▶ [What you need to do]: Identify every line in the entries below that contains the string "Rural", and copy each of those lines in full. The match is case-sensitive.

▶ [Dataset]:
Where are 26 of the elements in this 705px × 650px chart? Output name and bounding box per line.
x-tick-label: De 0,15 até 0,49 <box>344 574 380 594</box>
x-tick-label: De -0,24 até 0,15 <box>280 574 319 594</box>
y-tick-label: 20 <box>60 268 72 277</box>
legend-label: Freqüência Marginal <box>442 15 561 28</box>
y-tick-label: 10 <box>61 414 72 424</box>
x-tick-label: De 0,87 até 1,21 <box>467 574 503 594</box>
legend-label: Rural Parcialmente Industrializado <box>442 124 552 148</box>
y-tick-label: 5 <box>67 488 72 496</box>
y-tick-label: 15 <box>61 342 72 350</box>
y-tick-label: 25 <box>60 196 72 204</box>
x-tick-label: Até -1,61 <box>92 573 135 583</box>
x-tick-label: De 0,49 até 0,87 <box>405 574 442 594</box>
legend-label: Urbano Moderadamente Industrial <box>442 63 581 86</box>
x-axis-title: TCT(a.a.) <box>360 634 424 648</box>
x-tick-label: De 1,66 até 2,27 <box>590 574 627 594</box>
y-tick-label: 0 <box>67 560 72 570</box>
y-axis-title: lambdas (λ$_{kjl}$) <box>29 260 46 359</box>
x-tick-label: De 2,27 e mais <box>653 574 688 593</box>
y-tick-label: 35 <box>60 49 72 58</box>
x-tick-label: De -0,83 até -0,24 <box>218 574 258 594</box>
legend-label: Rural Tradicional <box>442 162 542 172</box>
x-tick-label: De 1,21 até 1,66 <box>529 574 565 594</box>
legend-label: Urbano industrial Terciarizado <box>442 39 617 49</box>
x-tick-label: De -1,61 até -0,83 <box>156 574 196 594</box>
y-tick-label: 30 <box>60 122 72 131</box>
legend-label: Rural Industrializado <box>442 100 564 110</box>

▶ [Final answer]:
legend-label: Rural Parcialmente Industrializado <box>442 124 552 148</box>
legend-label: Rural Tradicional <box>442 162 542 172</box>
legend-label: Rural Industrializado <box>442 100 564 110</box>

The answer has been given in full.